__Exercise prompt__
Locate the string "pattern" in the listing below. Copy every line where it is found.

__Data to process__
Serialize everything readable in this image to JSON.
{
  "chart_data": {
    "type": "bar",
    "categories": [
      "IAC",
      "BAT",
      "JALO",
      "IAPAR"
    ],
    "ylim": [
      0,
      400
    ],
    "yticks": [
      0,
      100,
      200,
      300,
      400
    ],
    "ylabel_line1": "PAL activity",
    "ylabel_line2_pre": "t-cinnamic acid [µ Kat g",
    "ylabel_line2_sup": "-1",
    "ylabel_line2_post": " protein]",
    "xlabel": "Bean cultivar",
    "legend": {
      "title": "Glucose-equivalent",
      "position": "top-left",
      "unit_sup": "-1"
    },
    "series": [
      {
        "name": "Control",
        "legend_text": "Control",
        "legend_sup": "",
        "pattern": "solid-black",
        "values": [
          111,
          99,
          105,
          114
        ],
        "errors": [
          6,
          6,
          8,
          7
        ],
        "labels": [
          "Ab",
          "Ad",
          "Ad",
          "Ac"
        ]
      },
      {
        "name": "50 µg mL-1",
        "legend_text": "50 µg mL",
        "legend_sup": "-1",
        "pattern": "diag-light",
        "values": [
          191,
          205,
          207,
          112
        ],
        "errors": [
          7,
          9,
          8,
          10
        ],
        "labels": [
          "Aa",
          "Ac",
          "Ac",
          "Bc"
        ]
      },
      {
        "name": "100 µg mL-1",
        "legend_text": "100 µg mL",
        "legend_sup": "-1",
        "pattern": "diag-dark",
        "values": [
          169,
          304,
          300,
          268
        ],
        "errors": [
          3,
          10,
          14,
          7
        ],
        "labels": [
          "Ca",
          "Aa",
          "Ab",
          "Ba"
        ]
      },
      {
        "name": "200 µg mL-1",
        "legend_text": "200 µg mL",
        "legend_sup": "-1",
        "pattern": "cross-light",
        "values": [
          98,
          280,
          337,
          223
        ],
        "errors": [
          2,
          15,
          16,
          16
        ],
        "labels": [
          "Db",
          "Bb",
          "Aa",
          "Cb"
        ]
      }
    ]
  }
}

__Solution to this exercise__
        "pattern": "solid-black",
        "pattern": "diag-light",
        "pattern": "diag-dark",
        "pattern": "cross-light",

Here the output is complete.